▶ _To be done_: Turn every line of the material below into an item in a numbered list, omitting blank lines.

[Element box annotations]
+---+

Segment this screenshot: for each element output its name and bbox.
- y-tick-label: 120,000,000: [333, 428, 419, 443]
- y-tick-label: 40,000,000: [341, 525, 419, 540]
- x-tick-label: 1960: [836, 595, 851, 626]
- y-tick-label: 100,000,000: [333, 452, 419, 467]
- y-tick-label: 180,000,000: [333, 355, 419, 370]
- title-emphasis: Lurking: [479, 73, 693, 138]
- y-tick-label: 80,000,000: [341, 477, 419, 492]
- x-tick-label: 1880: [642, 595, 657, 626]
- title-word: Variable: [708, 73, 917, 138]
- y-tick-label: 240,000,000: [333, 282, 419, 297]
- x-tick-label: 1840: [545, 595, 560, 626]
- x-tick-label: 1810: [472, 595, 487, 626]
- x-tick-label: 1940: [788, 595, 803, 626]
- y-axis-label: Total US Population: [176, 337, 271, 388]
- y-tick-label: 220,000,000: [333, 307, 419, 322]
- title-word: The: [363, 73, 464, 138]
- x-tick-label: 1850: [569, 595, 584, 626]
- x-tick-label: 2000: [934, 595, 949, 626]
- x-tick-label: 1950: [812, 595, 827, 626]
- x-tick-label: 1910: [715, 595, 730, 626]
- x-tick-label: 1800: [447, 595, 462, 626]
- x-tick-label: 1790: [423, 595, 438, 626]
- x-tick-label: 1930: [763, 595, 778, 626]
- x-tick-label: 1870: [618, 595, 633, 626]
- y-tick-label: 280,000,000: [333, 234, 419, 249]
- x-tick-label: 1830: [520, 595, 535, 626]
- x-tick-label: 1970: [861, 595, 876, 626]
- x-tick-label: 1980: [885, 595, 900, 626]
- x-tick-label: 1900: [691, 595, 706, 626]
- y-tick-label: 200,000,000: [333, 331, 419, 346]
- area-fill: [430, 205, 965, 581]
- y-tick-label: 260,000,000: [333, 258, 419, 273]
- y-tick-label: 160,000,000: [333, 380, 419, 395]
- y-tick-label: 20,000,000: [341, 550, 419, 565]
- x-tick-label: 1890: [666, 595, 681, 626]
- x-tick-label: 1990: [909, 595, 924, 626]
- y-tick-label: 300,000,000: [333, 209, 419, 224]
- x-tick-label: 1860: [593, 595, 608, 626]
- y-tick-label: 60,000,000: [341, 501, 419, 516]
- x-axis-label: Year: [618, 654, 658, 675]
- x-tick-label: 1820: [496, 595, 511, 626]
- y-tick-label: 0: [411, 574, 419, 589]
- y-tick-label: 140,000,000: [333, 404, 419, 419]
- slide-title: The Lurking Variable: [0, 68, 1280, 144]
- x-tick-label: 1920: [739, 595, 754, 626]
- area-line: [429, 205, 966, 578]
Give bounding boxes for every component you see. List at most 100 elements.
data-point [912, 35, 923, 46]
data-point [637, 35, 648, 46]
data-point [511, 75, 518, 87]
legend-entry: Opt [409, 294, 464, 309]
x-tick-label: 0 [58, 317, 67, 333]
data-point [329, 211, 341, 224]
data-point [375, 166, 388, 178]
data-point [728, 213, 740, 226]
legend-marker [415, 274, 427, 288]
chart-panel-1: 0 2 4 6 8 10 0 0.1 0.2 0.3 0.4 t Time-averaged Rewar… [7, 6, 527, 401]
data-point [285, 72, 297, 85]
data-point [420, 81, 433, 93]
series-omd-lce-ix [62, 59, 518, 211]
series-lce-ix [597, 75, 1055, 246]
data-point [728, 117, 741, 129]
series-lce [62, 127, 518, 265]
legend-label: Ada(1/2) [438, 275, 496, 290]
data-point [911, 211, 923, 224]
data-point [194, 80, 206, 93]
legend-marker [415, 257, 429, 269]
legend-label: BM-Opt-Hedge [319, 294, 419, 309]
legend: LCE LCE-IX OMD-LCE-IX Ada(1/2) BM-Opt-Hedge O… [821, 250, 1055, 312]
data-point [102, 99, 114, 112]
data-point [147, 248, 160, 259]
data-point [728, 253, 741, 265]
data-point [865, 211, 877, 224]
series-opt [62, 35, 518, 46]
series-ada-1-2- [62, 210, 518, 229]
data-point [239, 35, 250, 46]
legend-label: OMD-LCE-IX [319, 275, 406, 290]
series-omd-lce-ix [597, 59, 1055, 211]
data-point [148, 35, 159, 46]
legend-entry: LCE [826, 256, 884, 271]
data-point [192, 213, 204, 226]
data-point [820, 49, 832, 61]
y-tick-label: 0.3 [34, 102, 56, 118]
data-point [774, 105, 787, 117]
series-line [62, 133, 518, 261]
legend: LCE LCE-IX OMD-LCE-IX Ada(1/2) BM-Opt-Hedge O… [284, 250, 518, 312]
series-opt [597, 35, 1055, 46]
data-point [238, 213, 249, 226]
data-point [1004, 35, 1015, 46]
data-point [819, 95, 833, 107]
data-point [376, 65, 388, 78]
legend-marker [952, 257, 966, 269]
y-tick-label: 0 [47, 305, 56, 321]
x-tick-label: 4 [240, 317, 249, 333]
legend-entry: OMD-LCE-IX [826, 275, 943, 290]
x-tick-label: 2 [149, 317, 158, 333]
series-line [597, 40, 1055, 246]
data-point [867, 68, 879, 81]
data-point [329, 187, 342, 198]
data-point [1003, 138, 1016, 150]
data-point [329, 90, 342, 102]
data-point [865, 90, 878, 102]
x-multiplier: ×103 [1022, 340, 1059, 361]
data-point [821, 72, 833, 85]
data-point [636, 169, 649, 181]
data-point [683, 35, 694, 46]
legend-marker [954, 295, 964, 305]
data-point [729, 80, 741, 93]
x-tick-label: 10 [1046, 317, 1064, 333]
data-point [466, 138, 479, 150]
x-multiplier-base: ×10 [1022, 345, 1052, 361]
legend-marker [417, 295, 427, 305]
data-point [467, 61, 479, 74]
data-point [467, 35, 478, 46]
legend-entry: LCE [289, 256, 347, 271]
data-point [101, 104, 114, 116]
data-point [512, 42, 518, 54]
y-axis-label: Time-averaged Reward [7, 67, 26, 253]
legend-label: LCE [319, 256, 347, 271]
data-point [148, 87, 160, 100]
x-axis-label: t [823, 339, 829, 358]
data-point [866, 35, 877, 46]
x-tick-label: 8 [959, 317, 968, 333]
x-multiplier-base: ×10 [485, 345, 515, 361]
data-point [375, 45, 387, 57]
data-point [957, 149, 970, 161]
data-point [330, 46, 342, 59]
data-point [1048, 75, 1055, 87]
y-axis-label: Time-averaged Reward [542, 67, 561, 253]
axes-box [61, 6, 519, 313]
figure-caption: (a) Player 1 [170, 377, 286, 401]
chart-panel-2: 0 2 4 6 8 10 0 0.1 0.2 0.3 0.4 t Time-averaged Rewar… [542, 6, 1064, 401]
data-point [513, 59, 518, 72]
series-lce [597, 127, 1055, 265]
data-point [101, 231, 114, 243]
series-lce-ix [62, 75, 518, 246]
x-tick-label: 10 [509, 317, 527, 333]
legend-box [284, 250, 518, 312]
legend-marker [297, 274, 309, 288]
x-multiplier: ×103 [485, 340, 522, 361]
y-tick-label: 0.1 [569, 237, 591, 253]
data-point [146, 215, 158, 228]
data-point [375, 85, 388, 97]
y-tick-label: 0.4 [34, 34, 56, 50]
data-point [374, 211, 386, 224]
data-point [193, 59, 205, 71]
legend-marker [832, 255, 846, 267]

+---+

▶ _Final result_:
1. Segment this screenshot: for each element output its name and bbox.
2. - y-tick-label: 120,000,000: [333, 428, 419, 443]
3. - y-tick-label: 40,000,000: [341, 525, 419, 540]
4. - x-tick-label: 1960: [836, 595, 851, 626]
5. - y-tick-label: 100,000,000: [333, 452, 419, 467]
6. - y-tick-label: 180,000,000: [333, 355, 419, 370]
7. - title-emphasis: Lurking: [479, 73, 693, 138]
8. - y-tick-label: 80,000,000: [341, 477, 419, 492]
9. - x-tick-label: 1880: [642, 595, 657, 626]
10. - title-word: Variable: [708, 73, 917, 138]
11. - y-tick-label: 240,000,000: [333, 282, 419, 297]
12. - x-tick-label: 1840: [545, 595, 560, 626]
13. - x-tick-label: 1810: [472, 595, 487, 626]
14. - x-tick-label: 1940: [788, 595, 803, 626]
15. - y-axis-label: Total US Population: [176, 337, 271, 388]
16. - y-tick-label: 220,000,000: [333, 307, 419, 322]
17. - title-word: The: [363, 73, 464, 138]
18. - x-tick-label: 1850: [569, 595, 584, 626]
19. - x-tick-label: 2000: [934, 595, 949, 626]
20. - x-tick-label: 1950: [812, 595, 827, 626]
21. - x-tick-label: 1910: [715, 595, 730, 626]
22. - x-tick-label: 1800: [447, 595, 462, 626]
23. - x-tick-label: 1790: [423, 595, 438, 626]
24. - x-tick-label: 1930: [763, 595, 778, 626]
25. - x-tick-label: 1870: [618, 595, 633, 626]
26. - y-tick-label: 280,000,000: [333, 234, 419, 249]
27. - x-tick-label: 1830: [520, 595, 535, 626]
28. - x-tick-label: 1970: [861, 595, 876, 626]
29. - x-tick-label: 1980: [885, 595, 900, 626]
30. - x-tick-label: 1900: [691, 595, 706, 626]
31. - y-tick-label: 200,000,000: [333, 331, 419, 346]
32. - area-fill: [430, 205, 965, 581]
33. - y-tick-label: 260,000,000: [333, 258, 419, 273]
34. - y-tick-label: 160,000,000: [333, 380, 419, 395]
35. - y-tick-label: 20,000,000: [341, 550, 419, 565]
36. - x-tick-label: 1890: [666, 595, 681, 626]
37. - x-tick-label: 1990: [909, 595, 924, 626]
38. - y-tick-label: 300,000,000: [333, 209, 419, 224]
39. - x-tick-label: 1860: [593, 595, 608, 626]
40. - y-tick-label: 60,000,000: [341, 501, 419, 516]
41. - x-axis-label: Year: [618, 654, 658, 675]
42. - x-tick-label: 1820: [496, 595, 511, 626]
43. - y-tick-label: 0: [411, 574, 419, 589]
44. - y-tick-label: 140,000,000: [333, 404, 419, 419]
45. - slide-title: The Lurking Variable: [0, 68, 1280, 144]
46. - x-tick-label: 1920: [739, 595, 754, 626]
47. - area-line: [429, 205, 966, 578]
48. Give bounding boxes for every component you see. List at most 100 elements.
49. data-point [912, 35, 923, 46]
50. data-point [637, 35, 648, 46]
51. data-point [511, 75, 518, 87]
52. legend-entry: Opt [409, 294, 464, 309]
53. x-tick-label: 0 [58, 317, 67, 333]
54. data-point [329, 211, 341, 224]
55. data-point [375, 166, 388, 178]
56. data-point [728, 213, 740, 226]
57. legend-marker [415, 274, 427, 288]
58. chart-panel-1: 0 2 4 6 8 10 0 0.1 0.2 0.3 0.4 t Time-averaged Rewar… [7, 6, 527, 401]
59. data-point [285, 72, 297, 85]
60. data-point [420, 81, 433, 93]
61. series-omd-lce-ix [62, 59, 518, 211]
62. series-lce-ix [597, 75, 1055, 246]
63. data-point [728, 117, 741, 129]
64. series-lce [62, 127, 518, 265]
65. legend-label: Ada(1/2) [438, 275, 496, 290]
66. data-point [911, 211, 923, 224]
67. data-point [194, 80, 206, 93]
68. legend-marker [415, 257, 429, 269]
69. legend-label: BM-Opt-Hedge [319, 294, 419, 309]
70. legend: LCE LCE-IX OMD-LCE-IX Ada(1/2) BM-Opt-Hedge O… [821, 250, 1055, 312]
71. data-point [102, 99, 114, 112]
72. data-point [147, 248, 160, 259]
73. data-point [728, 253, 741, 265]
74. data-point [865, 211, 877, 224]
75. series-opt [62, 35, 518, 46]
76. series-ada-1-2- [62, 210, 518, 229]
77. data-point [239, 35, 250, 46]
78. legend-label: OMD-LCE-IX [319, 275, 406, 290]
79. series-omd-lce-ix [597, 59, 1055, 211]
80. data-point [148, 35, 159, 46]
81. legend-entry: LCE [826, 256, 884, 271]
82. data-point [192, 213, 204, 226]
83. data-point [820, 49, 832, 61]
84. y-tick-label: 0.3 [34, 102, 56, 118]
85. data-point [774, 105, 787, 117]
86. series-line [62, 133, 518, 261]
87. legend: LCE LCE-IX OMD-LCE-IX Ada(1/2) BM-Opt-Hedge O… [284, 250, 518, 312]
88. series-opt [597, 35, 1055, 46]
89. data-point [238, 213, 249, 226]
90. data-point [1004, 35, 1015, 46]
91. data-point [819, 95, 833, 107]
92. data-point [376, 65, 388, 78]
93. legend-marker [952, 257, 966, 269]
94. y-tick-label: 0 [47, 305, 56, 321]
95. x-tick-label: 4 [240, 317, 249, 333]
96. legend-entry: OMD-LCE-IX [826, 275, 943, 290]
97. x-tick-label: 2 [149, 317, 158, 333]
98. series-line [597, 40, 1055, 246]
99. data-point [867, 68, 879, 81]
100. data-point [329, 187, 342, 198]
101. data-point [1003, 138, 1016, 150]
102. data-point [329, 90, 342, 102]
103. data-point [865, 90, 878, 102]
104. x-multiplier: ×103 [1022, 340, 1059, 361]
105. data-point [821, 72, 833, 85]
106. data-point [636, 169, 649, 181]
107. data-point [683, 35, 694, 46]
108. legend-marker [954, 295, 964, 305]
109. data-point [729, 80, 741, 93]
110. x-tick-label: 10 [1046, 317, 1064, 333]
111. data-point [466, 138, 479, 150]
112. x-multiplier-base: ×10 [1022, 345, 1052, 361]
113. legend-marker [417, 295, 427, 305]
114. data-point [467, 61, 479, 74]
115. data-point [467, 35, 478, 46]
116. legend-entry: LCE [289, 256, 347, 271]
117. data-point [101, 104, 114, 116]
118. data-point [512, 42, 518, 54]
119. y-axis-label: Time-averaged Reward [7, 67, 26, 253]
120. legend-label: LCE [319, 256, 347, 271]
121. data-point [148, 87, 160, 100]
122. x-axis-label: t [823, 339, 829, 358]
123. data-point [866, 35, 877, 46]
124. x-tick-label: 8 [959, 317, 968, 333]
125. x-multiplier-base: ×10 [485, 345, 515, 361]
126. data-point [375, 45, 387, 57]
127. data-point [957, 149, 970, 161]
128. data-point [330, 46, 342, 59]
129. data-point [1048, 75, 1055, 87]
130. y-axis-label: Time-averaged Reward [542, 67, 561, 253]
131. axes-box [61, 6, 519, 313]
132. figure-caption: (a) Player 1 [170, 377, 286, 401]
133. chart-panel-2: 0 2 4 6 8 10 0 0.1 0.2 0.3 0.4 t Time-averaged Rewar… [542, 6, 1064, 401]
134. data-point [513, 59, 518, 72]
135. series-lce [597, 127, 1055, 265]
136. data-point [101, 231, 114, 243]
137. series-lce-ix [62, 75, 518, 246]
138. x-tick-label: 10 [509, 317, 527, 333]
139. legend-box [284, 250, 518, 312]
140. legend-marker [297, 274, 309, 288]
141. x-multiplier: ×103 [485, 340, 522, 361]
142. y-tick-label: 0.1 [569, 237, 591, 253]
143. data-point [146, 215, 158, 228]
144. data-point [375, 85, 388, 97]
145. y-tick-label: 0.4 [34, 34, 56, 50]
146. data-point [374, 211, 386, 224]
147. data-point [193, 59, 205, 71]
148. legend-marker [832, 255, 846, 267]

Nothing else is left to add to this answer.